**Stated goal:**
Give the number of lines in this listing that contain the word "电子捕获检测器法", and nothing else.

==*==

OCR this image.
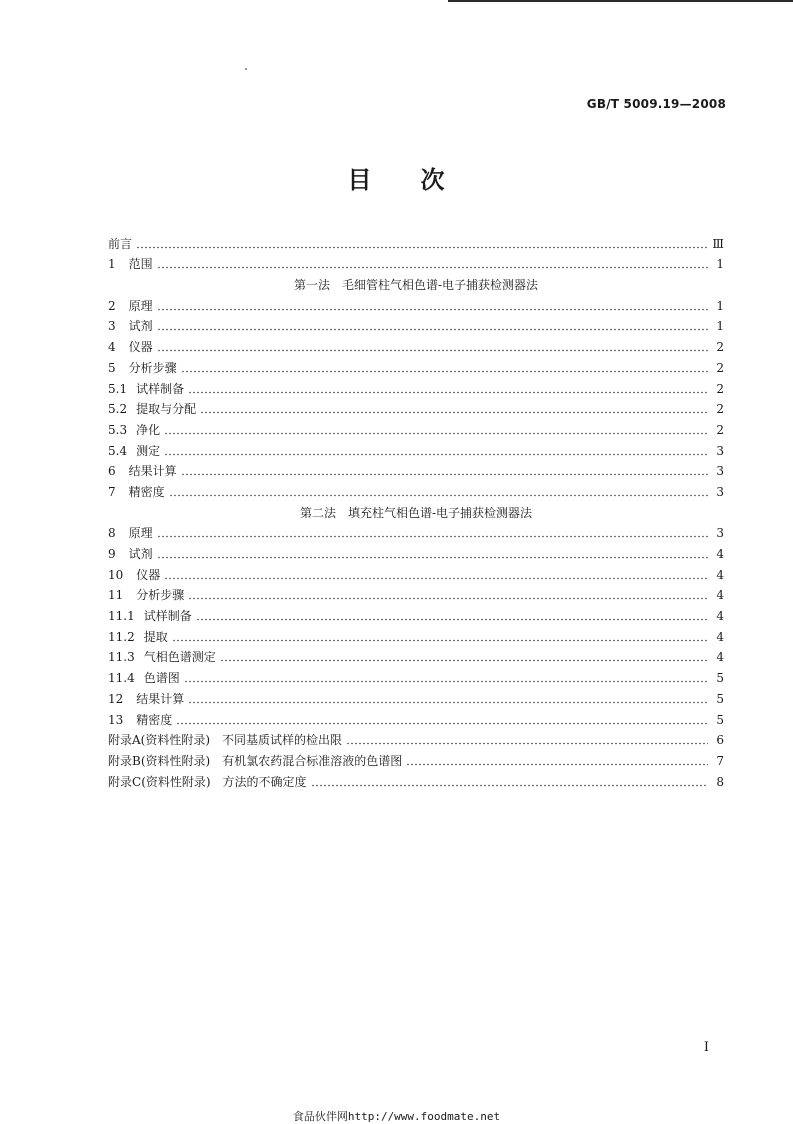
GB/T 5009.19—2008
目 次
前言	Ⅲ
1 范围	1
第一法　毛细管柱气相色谱-电子捕获检测器法
2 原理	1
3 试剂	1
4 仪器	2
5 分析步骤	2
5.1 试样制备	2
5.2 提取与分配	2
5.3 净化	2
5.4 测定	3
6 结果计算	3
7 精密度	3
第二法　填充柱气相色谱-电子捕获检测器法
8 原理	3
9 试剂	4
10 仪器	4
11 分析步骤	4
11.1 试样制备	4
11.2 提取	4
11.3 气相色谱测定	4
11.4 色谱图	5
12 结果计算	5
13 精密度	5
附录A (资料性附录)　不同基质试样的检出限	6
附录B (资料性附录)　有机氯农药混合标准溶液的色谱图	7
附录C (资料性附录)　方法的不确定度	8
Ⅰ
食品伙伴网http://www.foodmate.net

==*==

**Answer to the problem:**
2